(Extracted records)
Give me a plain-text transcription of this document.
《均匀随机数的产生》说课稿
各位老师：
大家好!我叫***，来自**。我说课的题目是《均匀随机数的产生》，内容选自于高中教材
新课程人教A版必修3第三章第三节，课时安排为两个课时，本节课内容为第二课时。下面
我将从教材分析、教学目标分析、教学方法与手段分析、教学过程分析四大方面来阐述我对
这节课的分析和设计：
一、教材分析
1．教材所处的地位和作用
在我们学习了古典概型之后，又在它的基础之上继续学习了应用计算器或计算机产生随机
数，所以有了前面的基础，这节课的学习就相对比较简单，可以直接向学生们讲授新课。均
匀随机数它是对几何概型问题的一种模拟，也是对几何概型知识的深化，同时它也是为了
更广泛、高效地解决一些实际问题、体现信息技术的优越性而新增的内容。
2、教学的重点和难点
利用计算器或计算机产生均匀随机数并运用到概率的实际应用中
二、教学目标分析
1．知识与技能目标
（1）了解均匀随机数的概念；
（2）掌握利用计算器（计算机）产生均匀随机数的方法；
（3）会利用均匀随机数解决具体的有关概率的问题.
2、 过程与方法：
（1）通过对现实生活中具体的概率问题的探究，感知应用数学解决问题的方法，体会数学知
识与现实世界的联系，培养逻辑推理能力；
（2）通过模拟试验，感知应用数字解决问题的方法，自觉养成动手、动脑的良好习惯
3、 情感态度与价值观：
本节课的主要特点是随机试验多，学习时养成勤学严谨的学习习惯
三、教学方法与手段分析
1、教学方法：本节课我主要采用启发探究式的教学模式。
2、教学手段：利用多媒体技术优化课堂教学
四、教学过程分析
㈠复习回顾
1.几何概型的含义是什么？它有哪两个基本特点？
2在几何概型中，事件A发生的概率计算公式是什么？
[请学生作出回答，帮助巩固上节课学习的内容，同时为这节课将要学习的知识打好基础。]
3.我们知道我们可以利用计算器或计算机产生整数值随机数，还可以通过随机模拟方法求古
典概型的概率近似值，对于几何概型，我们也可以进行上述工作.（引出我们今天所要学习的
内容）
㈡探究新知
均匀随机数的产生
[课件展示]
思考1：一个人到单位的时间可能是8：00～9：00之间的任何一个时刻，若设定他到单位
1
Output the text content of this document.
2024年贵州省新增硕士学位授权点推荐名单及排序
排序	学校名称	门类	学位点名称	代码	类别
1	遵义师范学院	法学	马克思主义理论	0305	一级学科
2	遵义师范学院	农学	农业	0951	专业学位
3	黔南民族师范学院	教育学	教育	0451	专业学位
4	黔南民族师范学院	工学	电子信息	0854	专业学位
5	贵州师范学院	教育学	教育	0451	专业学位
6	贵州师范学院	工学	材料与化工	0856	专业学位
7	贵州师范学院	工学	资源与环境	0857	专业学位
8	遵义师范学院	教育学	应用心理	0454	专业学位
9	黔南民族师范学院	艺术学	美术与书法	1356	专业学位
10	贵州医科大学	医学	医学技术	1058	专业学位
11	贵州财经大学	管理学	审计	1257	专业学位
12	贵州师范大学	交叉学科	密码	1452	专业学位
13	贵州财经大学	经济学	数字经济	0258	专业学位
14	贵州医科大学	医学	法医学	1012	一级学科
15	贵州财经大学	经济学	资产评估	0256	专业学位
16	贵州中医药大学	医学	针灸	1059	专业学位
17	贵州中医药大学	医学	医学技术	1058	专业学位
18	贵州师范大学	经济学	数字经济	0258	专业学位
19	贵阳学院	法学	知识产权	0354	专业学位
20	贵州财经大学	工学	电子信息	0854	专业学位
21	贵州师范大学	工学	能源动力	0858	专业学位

**THE EXERCISE**
Check each line of the records for "贵州医科大学" and copy the ones that contain it.

**ANSWER TO THE PROBLEM**
10	贵州医科大学	医学	医学技术	1058	专业学位
14	贵州医科大学	医学	法医学	1012	一级学科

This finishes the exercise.